#### Dataset:

^^^^^^^^

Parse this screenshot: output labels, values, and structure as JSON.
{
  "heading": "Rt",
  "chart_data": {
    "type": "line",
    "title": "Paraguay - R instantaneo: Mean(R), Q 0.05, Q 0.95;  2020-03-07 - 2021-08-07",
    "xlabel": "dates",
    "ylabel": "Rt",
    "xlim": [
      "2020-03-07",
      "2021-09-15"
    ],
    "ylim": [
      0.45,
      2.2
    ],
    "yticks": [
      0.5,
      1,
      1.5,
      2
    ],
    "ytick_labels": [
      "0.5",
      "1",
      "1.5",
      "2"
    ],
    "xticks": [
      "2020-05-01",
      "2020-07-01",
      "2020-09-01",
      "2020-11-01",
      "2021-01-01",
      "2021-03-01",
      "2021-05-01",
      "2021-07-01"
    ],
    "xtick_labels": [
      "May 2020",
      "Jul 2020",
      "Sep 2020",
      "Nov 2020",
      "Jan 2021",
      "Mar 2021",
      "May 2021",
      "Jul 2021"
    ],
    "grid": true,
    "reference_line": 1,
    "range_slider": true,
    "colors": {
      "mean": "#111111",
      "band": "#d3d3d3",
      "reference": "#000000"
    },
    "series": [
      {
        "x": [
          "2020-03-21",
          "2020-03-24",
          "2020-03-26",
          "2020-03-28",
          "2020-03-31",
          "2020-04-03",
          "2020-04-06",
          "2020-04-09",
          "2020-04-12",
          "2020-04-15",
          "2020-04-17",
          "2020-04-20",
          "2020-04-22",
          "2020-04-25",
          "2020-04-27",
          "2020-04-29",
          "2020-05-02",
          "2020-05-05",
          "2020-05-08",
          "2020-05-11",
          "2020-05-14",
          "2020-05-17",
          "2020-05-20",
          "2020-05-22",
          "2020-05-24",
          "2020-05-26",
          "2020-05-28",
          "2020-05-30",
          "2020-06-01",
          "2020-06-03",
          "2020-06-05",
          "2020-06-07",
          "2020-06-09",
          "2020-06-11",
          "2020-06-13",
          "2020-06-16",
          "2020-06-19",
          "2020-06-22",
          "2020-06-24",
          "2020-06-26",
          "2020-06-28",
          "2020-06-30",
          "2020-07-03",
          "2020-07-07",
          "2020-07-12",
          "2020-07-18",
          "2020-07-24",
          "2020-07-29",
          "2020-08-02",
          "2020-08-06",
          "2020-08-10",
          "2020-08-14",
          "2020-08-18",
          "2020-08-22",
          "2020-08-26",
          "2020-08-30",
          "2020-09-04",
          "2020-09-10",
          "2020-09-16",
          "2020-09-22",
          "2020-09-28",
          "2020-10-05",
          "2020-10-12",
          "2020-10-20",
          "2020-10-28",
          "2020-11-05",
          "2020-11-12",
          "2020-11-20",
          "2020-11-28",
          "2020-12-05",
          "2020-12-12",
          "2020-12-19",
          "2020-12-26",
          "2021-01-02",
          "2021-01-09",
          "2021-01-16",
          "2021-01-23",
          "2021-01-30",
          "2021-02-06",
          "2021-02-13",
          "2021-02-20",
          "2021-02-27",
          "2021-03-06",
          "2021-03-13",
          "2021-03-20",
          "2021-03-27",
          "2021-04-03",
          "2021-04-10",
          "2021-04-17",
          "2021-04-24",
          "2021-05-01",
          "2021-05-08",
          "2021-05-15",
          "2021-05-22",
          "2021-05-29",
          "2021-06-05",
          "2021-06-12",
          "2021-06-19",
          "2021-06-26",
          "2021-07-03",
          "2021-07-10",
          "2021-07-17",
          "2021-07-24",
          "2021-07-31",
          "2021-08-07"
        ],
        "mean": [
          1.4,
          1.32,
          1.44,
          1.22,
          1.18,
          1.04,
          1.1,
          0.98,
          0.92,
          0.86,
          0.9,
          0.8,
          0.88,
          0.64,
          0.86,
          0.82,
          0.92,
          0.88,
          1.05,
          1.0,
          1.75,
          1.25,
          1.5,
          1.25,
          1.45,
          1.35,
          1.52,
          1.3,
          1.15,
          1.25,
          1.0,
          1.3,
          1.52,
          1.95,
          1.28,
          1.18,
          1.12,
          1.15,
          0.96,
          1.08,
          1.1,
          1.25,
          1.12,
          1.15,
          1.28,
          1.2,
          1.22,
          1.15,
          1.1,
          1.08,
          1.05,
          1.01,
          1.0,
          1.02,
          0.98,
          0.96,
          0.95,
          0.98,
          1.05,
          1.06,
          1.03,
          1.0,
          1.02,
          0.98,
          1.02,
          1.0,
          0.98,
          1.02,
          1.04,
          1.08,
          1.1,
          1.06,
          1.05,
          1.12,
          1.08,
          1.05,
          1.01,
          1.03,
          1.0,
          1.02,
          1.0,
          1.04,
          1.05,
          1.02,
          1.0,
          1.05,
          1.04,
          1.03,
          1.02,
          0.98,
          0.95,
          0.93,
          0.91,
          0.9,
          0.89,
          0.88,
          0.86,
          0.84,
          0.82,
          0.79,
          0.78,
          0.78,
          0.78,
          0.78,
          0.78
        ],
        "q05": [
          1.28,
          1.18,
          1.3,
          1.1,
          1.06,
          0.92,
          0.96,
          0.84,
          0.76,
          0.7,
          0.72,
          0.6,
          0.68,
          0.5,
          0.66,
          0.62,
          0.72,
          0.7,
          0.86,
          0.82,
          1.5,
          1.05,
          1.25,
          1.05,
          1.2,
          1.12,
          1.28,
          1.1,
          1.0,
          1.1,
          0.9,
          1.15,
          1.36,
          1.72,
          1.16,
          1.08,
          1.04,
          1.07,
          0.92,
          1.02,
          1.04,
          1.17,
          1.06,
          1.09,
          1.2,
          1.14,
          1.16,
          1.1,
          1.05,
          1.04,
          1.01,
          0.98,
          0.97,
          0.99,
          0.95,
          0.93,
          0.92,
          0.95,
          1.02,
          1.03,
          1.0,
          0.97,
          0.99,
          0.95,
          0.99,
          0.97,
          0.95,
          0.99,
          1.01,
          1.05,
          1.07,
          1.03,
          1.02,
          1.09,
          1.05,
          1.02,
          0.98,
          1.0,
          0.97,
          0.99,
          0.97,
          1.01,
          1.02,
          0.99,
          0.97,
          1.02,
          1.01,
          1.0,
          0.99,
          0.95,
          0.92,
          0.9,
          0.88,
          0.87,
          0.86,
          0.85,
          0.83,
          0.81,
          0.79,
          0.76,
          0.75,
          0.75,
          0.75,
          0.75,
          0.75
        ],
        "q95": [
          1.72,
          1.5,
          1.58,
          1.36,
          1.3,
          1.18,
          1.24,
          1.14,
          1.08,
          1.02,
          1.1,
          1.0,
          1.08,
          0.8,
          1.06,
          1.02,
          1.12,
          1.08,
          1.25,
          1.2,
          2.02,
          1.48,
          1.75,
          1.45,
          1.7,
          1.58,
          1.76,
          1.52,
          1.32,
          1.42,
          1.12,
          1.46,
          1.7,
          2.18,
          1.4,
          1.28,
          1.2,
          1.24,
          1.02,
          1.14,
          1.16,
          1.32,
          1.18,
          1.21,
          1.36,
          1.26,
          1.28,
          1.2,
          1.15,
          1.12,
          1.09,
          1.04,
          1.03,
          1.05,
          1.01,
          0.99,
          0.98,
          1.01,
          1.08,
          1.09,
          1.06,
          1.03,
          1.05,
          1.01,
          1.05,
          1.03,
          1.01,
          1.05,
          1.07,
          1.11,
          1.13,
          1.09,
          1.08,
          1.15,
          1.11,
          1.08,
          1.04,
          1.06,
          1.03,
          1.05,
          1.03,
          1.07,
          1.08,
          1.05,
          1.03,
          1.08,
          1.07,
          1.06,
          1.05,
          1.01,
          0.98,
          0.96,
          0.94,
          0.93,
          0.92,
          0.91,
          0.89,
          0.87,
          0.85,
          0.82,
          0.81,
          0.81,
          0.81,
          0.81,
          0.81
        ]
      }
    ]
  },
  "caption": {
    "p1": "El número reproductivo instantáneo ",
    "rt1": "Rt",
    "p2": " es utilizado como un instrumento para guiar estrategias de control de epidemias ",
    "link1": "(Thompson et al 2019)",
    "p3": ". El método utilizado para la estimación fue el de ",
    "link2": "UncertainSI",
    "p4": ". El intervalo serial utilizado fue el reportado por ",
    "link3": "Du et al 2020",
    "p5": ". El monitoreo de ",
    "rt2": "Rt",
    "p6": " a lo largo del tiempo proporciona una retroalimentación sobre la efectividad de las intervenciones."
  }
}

^^^^^^^^

Gather, from the listing above, every line carrying the word "utilizado".

    "p2": " es utilizado como un instrumento para guiar estrategias de control de epidemias ",
    "p3": ". El método utilizado para la estimación fue el de ",
    "p4": ". El intervalo serial utilizado fue el reportado por ",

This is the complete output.